# [What the exercise asks]
Strip the pictures and reproduce the rest of the listing exactly.

(Saved entries)

========

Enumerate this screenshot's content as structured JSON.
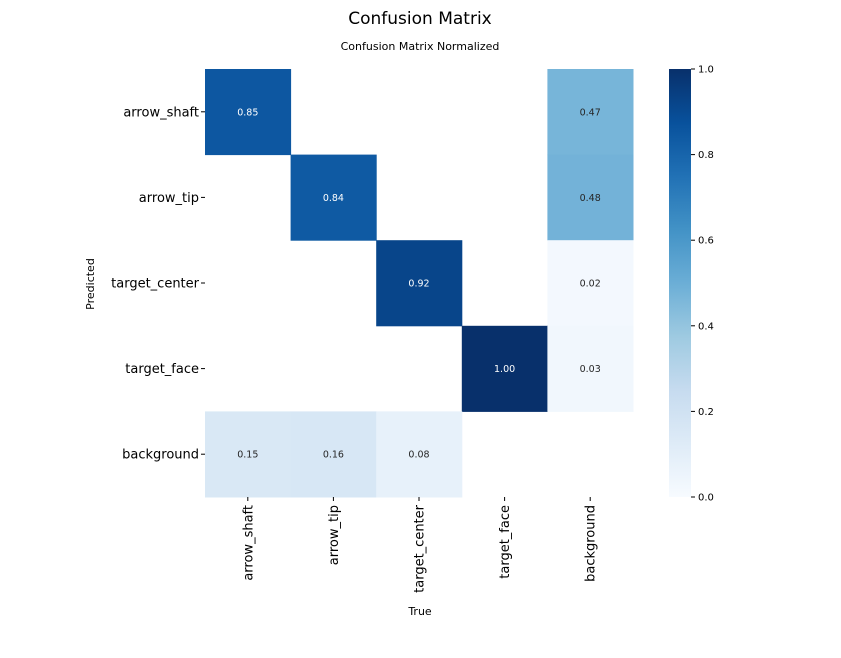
{
  "chart_data": {
    "type": "heatmap",
    "title": "Confusion Matrix",
    "subtitle": "Confusion Matrix Normalized",
    "xlabel": "True",
    "ylabel": "Predicted",
    "x_categories": [
      "arrow_shaft",
      "arrow_tip",
      "target_center",
      "target_face",
      "background"
    ],
    "y_categories": [
      "arrow_shaft",
      "arrow_tip",
      "target_center",
      "target_face",
      "background"
    ],
    "values": [
      [
        0.85,
        null,
        null,
        null,
        0.47
      ],
      [
        null,
        0.84,
        null,
        null,
        0.48
      ],
      [
        null,
        null,
        0.92,
        null,
        0.02
      ],
      [
        null,
        null,
        null,
        1.0,
        0.03
      ],
      [
        0.15,
        0.16,
        0.08,
        null,
        null
      ]
    ],
    "cell_labels": [
      [
        "0.85",
        "",
        "",
        "",
        "0.47"
      ],
      [
        "",
        "0.84",
        "",
        "",
        "0.48"
      ],
      [
        "",
        "",
        "0.92",
        "",
        "0.02"
      ],
      [
        "",
        "",
        "",
        "1.00",
        "0.03"
      ],
      [
        "0.15",
        "0.16",
        "0.08",
        "",
        ""
      ]
    ],
    "colorbar": {
      "range": [
        0.0,
        1.0
      ],
      "ticks": [
        0.0,
        0.2,
        0.4,
        0.6,
        0.8,
        1.0
      ],
      "tick_labels": [
        "0.0",
        "0.2",
        "0.4",
        "0.6",
        "0.8",
        "1.0"
      ],
      "colormap": "Blues"
    }
  }
}
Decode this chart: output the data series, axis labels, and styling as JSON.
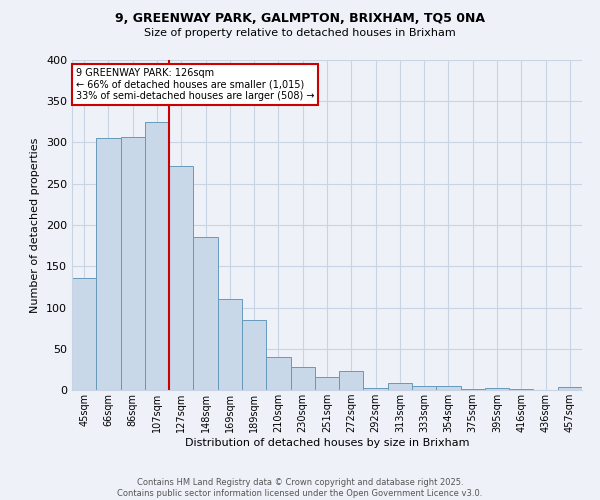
{
  "title_line1": "9, GREENWAY PARK, GALMPTON, BRIXHAM, TQ5 0NA",
  "title_line2": "Size of property relative to detached houses in Brixham",
  "xlabel": "Distribution of detached houses by size in Brixham",
  "ylabel": "Number of detached properties",
  "bar_labels": [
    "45sqm",
    "66sqm",
    "86sqm",
    "107sqm",
    "127sqm",
    "148sqm",
    "169sqm",
    "189sqm",
    "210sqm",
    "230sqm",
    "251sqm",
    "272sqm",
    "292sqm",
    "313sqm",
    "333sqm",
    "354sqm",
    "375sqm",
    "395sqm",
    "416sqm",
    "436sqm",
    "457sqm"
  ],
  "bar_values": [
    136,
    305,
    307,
    325,
    272,
    185,
    110,
    85,
    40,
    28,
    16,
    23,
    3,
    9,
    5,
    5,
    1,
    2,
    1,
    0,
    4
  ],
  "bar_color": "#c8d8e8",
  "bar_edge_color": "#6699bb",
  "vline_x": 4.0,
  "vline_color": "#cc0000",
  "annotation_text": "9 GREENWAY PARK: 126sqm\n← 66% of detached houses are smaller (1,015)\n33% of semi-detached houses are larger (508) →",
  "annotation_box_color": "#ffffff",
  "annotation_box_edge_color": "#cc0000",
  "grid_color": "#c8d4e4",
  "bg_color": "#eef2f8",
  "footer_text": "Contains HM Land Registry data © Crown copyright and database right 2025.\nContains public sector information licensed under the Open Government Licence v3.0.",
  "ylim": [
    0,
    400
  ],
  "yticks": [
    0,
    50,
    100,
    150,
    200,
    250,
    300,
    350,
    400
  ]
}
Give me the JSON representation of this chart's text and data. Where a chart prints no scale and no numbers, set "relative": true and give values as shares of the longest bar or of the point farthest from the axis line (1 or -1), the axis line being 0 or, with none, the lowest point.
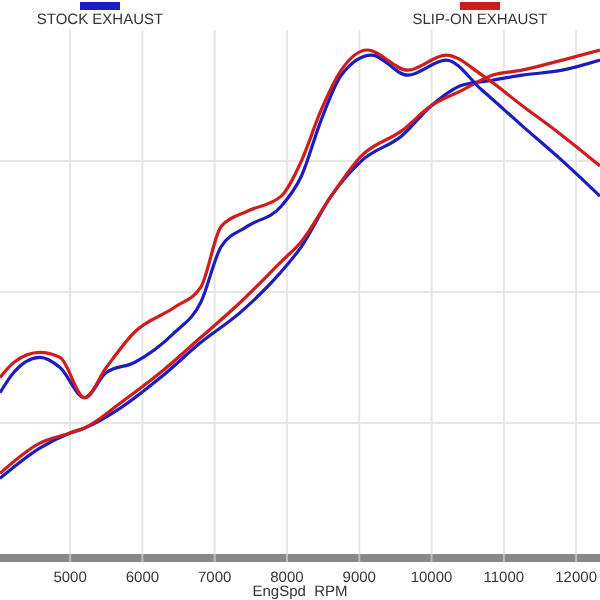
{
  "chart_data": {
    "type": "line",
    "relative": true,
    "xlabel": "EngSpd  RPM",
    "xlim": [
      4030,
      12330
    ],
    "xticks": [
      5000,
      6000,
      7000,
      8000,
      9000,
      10000,
      11000,
      12000
    ],
    "grid": true,
    "legend": "top",
    "line_style": "solid",
    "marker": "none",
    "series": [
      {
        "name": "STOCK EXHAUST",
        "color": "#1c1cc0",
        "x": [
          4030,
          4580,
          5000,
          5200,
          5700,
          6250,
          6810,
          7360,
          7920,
          8200,
          8610,
          9030,
          9590,
          10000,
          10420,
          10840,
          11250,
          11810,
          12330
        ],
        "values": [
          0.15,
          0.21,
          0.24,
          0.25,
          0.29,
          0.35,
          0.42,
          0.48,
          0.56,
          0.61,
          0.71,
          0.78,
          0.83,
          0.89,
          0.93,
          0.94,
          0.95,
          0.96,
          0.98
        ]
      },
      {
        "name": "SLIP-ON EXHAUST",
        "color": "#d01c1c",
        "x": [
          4030,
          4580,
          5000,
          5200,
          5700,
          6250,
          6810,
          7360,
          7920,
          8200,
          8610,
          9030,
          9590,
          10000,
          10420,
          10840,
          11250,
          11810,
          12330
        ],
        "values": [
          0.16,
          0.22,
          0.24,
          0.25,
          0.3,
          0.36,
          0.43,
          0.5,
          0.58,
          0.62,
          0.71,
          0.79,
          0.84,
          0.89,
          0.92,
          0.95,
          0.96,
          0.98,
          1.0
        ]
      },
      {
        "color": "#1c1cc0",
        "x": [
          4030,
          4220,
          4580,
          4860,
          5200,
          5500,
          5890,
          6450,
          6810,
          7090,
          7450,
          7920,
          8200,
          8470,
          8750,
          9170,
          9670,
          10200,
          10700,
          11250,
          11810,
          12330
        ],
        "values": [
          0.32,
          0.36,
          0.39,
          0.37,
          0.31,
          0.36,
          0.38,
          0.44,
          0.5,
          0.61,
          0.65,
          0.69,
          0.75,
          0.86,
          0.95,
          0.99,
          0.95,
          0.98,
          0.92,
          0.85,
          0.78,
          0.71
        ]
      },
      {
        "color": "#d01c1c",
        "x": [
          4030,
          4220,
          4580,
          4860,
          5200,
          5500,
          5890,
          6450,
          6810,
          7090,
          7450,
          7920,
          8200,
          8470,
          8750,
          9110,
          9670,
          10200,
          10700,
          11250,
          11810,
          12330
        ],
        "values": [
          0.35,
          0.38,
          0.4,
          0.39,
          0.31,
          0.37,
          0.44,
          0.49,
          0.53,
          0.65,
          0.68,
          0.71,
          0.78,
          0.88,
          0.96,
          1.0,
          0.96,
          0.99,
          0.95,
          0.89,
          0.83,
          0.77
        ]
      }
    ]
  }
}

========

# [Response below]
Enumerate this screenshot's content as structured JSON.
{
  "chart_data": {
    "type": "heatmap",
    "title": "Confusion Matrix",
    "subtitle": "Confusion Matrix Normalized",
    "xlabel": "True",
    "ylabel": "Predicted",
    "x_categories": [
      "arrow_shaft",
      "arrow_tip",
      "target_center",
      "target_face",
      "background"
    ],
    "y_categories": [
      "arrow_shaft",
      "arrow_tip",
      "target_center",
      "target_face",
      "background"
    ],
    "values": [
      [
        0.85,
        null,
        null,
        null,
        0.47
      ],
      [
        null,
        0.84,
        null,
        null,
        0.48
      ],
      [
        null,
        null,
        0.92,
        null,
        0.02
      ],
      [
        null,
        null,
        null,
        1.0,
        0.03
      ],
      [
        0.15,
        0.16,
        0.08,
        null,
        null
      ]
    ],
    "cell_labels": [
      [
        "0.85",
        "",
        "",
        "",
        "0.47"
      ],
      [
        "",
        "0.84",
        "",
        "",
        "0.48"
      ],
      [
        "",
        "",
        "0.92",
        "",
        "0.02"
      ],
      [
        "",
        "",
        "",
        "1.00",
        "0.03"
      ],
      [
        "0.15",
        "0.16",
        "0.08",
        "",
        ""
      ]
    ],
    "colorbar": {
      "range": [
        0.0,
        1.0
      ],
      "ticks": [
        0.0,
        0.2,
        0.4,
        0.6,
        0.8,
        1.0
      ],
      "tick_labels": [
        "0.0",
        "0.2",
        "0.4",
        "0.6",
        "0.8",
        "1.0"
      ],
      "colormap": "Blues"
    }
  }
}
Decode this chart: output the data series, axis labels, and styling as JSON.
{
  "title_line1": "9, GREENWAY PARK, GALMPTON, BRIXHAM, TQ5 0NA",
  "title_line2": "Size of property relative to detached houses in Brixham",
  "xlabel": "Distribution of detached houses by size in Brixham",
  "ylabel": "Number of detached properties",
  "bar_labels": [
    "45sqm",
    "66sqm",
    "86sqm",
    "107sqm",
    "127sqm",
    "148sqm",
    "169sqm",
    "189sqm",
    "210sqm",
    "230sqm",
    "251sqm",
    "272sqm",
    "292sqm",
    "313sqm",
    "333sqm",
    "354sqm",
    "375sqm",
    "395sqm",
    "416sqm",
    "436sqm",
    "457sqm"
  ],
  "bar_values": [
    136,
    305,
    307,
    325,
    272,
    185,
    110,
    85,
    40,
    28,
    16,
    23,
    3,
    9,
    5,
    5,
    1,
    2,
    1,
    0,
    4
  ],
  "bar_color": "#c8d8e8",
  "bar_edge_color": "#6699bb",
  "vline_x": 4.0,
  "vline_color": "#cc0000",
  "annotation_text": "9 GREENWAY PARK: 126sqm\n← 66% of detached houses are smaller (1,015)\n33% of semi-detached houses are larger (508) →",
  "annotation_box_color": "#ffffff",
  "annotation_box_edge_color": "#cc0000",
  "grid_color": "#c8d4e4",
  "bg_color": "#eef2f8",
  "footer_text": "Contains HM Land Registry data © Crown copyright and database right 2025.\nContains public sector information licensed under the Open Government Licence v3.0.",
  "ylim": [
    0,
    400
  ],
  "yticks": [
    0,
    50,
    100,
    150,
    200,
    250,
    300,
    350,
    400
  ]
}
Give me the JSON representation of this chart's text and data. Where a chart prints no scale and no numbers, set "relative": true and give values as shares of the longest bar or of the point farthest from the axis line (1 or -1), the axis line being 0 or, with none, the lowest point.
{
  "chart_data": {
    "type": "line",
    "relative": true,
    "xlabel": "EngSpd  RPM",
    "xlim": [
      4030,
      12330
    ],
    "xticks": [
      5000,
      6000,
      7000,
      8000,
      9000,
      10000,
      11000,
      12000
    ],
    "grid": true,
    "legend": "top",
    "line_style": "solid",
    "marker": "none",
    "series": [
      {
        "name": "STOCK EXHAUST",
        "color": "#1c1cc0",
        "x": [
          4030,
          4580,
          5000,
          5200,
          5700,
          6250,
          6810,
          7360,
          7920,
          8200,
          8610,
          9030,
          9590,
          10000,
          10420,
          10840,
          11250,
          11810,
          12330
        ],
        "values": [
          0.15,
          0.21,
          0.24,
          0.25,
          0.29,
          0.35,
          0.42,
          0.48,
          0.56,
          0.61,
          0.71,
          0.78,
          0.83,
          0.89,
          0.93,
          0.94,
          0.95,
          0.96,
          0.98
        ]
      },
      {
        "name": "SLIP-ON EXHAUST",
        "color": "#d01c1c",
        "x": [
          4030,
          4580,
          5000,
          5200,
          5700,
          6250,
          6810,
          7360,
          7920,
          8200,
          8610,
          9030,
          9590,
          10000,
          10420,
          10840,
          11250,
          11810,
          12330
        ],
        "values": [
          0.16,
          0.22,
          0.24,
          0.25,
          0.3,
          0.36,
          0.43,
          0.5,
          0.58,
          0.62,
          0.71,
          0.79,
          0.84,
          0.89,
          0.92,
          0.95,
          0.96,
          0.98,
          1.0
        ]
      },
      {
        "color": "#1c1cc0",
        "x": [
          4030,
          4220,
          4580,
          4860,
          5200,
          5500,
          5890,
          6450,
          6810,
          7090,
          7450,
          7920,
          8200,
          8470,
          8750,
          9170,
          9670,
          10200,
          10700,
          11250,
          11810,
          12330
        ],
        "values": [
          0.32,
          0.36,
          0.39,
          0.37,
          0.31,
          0.36,
          0.38,
          0.44,
          0.5,
          0.61,
          0.65,
          0.69,
          0.75,
          0.86,
          0.95,
          0.99,
          0.95,
          0.98,
          0.92,
          0.85,
          0.78,
          0.71
        ]
      },
      {
        "color": "#d01c1c",
        "x": [
          4030,
          4220,
          4580,
          4860,
          5200,
          5500,
          5890,
          6450,
          6810,
          7090,
          7450,
          7920,
          8200,
          8470,
          8750,
          9110,
          9670,
          10200,
          10700,
          11250,
          11810,
          12330
        ],
        "values": [
          0.35,
          0.38,
          0.4,
          0.39,
          0.31,
          0.37,
          0.44,
          0.49,
          0.53,
          0.65,
          0.68,
          0.71,
          0.78,
          0.88,
          0.96,
          1.0,
          0.96,
          0.99,
          0.95,
          0.89,
          0.83,
          0.77
        ]
      }
    ]
  }
}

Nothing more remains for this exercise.